** START Records shown **

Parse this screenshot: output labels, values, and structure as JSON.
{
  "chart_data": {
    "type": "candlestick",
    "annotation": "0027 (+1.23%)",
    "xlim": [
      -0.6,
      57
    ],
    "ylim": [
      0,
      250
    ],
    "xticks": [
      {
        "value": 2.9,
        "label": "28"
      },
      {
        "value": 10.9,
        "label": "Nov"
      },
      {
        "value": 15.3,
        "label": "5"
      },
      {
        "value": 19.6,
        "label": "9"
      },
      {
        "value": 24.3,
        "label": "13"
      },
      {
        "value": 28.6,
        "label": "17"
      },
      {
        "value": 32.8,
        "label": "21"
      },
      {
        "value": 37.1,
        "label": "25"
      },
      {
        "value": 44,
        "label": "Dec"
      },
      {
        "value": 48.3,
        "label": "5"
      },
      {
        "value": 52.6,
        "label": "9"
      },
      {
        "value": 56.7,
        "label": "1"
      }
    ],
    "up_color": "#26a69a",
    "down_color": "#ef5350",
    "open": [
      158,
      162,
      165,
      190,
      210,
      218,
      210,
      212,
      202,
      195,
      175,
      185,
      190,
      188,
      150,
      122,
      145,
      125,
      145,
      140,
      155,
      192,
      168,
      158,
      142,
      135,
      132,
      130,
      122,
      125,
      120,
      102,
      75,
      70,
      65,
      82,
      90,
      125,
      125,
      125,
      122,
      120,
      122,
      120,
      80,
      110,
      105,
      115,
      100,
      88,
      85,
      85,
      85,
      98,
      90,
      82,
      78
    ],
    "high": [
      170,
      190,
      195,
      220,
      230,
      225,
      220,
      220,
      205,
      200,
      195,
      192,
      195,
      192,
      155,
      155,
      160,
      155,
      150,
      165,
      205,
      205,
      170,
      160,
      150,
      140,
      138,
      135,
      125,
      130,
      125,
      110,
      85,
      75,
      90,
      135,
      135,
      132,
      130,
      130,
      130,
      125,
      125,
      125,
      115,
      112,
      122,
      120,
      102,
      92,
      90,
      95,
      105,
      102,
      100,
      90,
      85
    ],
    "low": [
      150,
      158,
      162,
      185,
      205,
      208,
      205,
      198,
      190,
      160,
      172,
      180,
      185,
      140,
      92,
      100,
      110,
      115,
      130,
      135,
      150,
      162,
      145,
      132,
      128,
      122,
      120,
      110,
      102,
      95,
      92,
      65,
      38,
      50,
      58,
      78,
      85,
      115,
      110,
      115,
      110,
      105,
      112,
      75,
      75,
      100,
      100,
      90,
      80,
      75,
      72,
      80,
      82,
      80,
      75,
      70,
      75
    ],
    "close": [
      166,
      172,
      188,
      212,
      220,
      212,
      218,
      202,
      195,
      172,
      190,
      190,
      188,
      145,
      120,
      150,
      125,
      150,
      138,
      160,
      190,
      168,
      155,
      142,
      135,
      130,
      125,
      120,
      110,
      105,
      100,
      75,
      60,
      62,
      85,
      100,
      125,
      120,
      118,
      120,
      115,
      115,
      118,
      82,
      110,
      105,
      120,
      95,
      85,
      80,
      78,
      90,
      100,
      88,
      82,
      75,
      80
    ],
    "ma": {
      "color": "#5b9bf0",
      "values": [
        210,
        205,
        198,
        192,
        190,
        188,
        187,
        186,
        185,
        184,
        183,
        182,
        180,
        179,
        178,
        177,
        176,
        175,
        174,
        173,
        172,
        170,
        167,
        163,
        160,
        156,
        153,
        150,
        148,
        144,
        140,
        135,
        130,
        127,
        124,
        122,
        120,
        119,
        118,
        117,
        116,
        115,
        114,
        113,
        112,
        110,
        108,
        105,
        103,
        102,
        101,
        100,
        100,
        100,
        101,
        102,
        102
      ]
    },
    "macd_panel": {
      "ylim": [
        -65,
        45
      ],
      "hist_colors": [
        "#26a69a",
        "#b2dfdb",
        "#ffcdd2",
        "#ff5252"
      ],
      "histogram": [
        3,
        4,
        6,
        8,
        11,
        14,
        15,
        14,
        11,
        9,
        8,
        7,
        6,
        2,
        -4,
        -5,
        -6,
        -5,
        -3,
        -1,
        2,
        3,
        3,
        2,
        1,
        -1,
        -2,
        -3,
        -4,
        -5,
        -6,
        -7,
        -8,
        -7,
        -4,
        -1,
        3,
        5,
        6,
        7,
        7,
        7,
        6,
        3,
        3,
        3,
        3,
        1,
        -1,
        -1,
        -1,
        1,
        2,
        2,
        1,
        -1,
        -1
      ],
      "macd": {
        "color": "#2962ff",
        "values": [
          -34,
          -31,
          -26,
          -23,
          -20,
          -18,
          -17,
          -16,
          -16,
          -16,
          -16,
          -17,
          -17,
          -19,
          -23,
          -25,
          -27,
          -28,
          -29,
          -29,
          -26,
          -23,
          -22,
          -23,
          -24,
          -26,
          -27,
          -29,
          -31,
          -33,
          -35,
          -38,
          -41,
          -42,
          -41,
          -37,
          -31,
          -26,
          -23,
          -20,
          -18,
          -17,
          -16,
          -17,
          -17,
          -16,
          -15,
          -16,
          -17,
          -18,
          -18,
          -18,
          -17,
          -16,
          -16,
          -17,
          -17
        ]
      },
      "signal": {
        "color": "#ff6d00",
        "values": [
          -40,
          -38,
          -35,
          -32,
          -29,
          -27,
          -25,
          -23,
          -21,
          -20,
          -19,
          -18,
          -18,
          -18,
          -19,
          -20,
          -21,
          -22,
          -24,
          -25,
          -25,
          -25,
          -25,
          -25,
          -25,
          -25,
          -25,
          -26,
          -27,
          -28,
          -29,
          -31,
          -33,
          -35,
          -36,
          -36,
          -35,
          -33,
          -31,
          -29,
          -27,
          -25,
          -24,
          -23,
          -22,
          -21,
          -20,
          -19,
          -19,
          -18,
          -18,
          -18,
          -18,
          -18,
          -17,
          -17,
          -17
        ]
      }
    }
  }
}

** END Records shown **

Exercise brief » Using the records above, find and show each line with the string "values".

Full response »
Parse this screenshot: output labels, values, and structure as JSON.
      "values": [
        "values": [
        "values": [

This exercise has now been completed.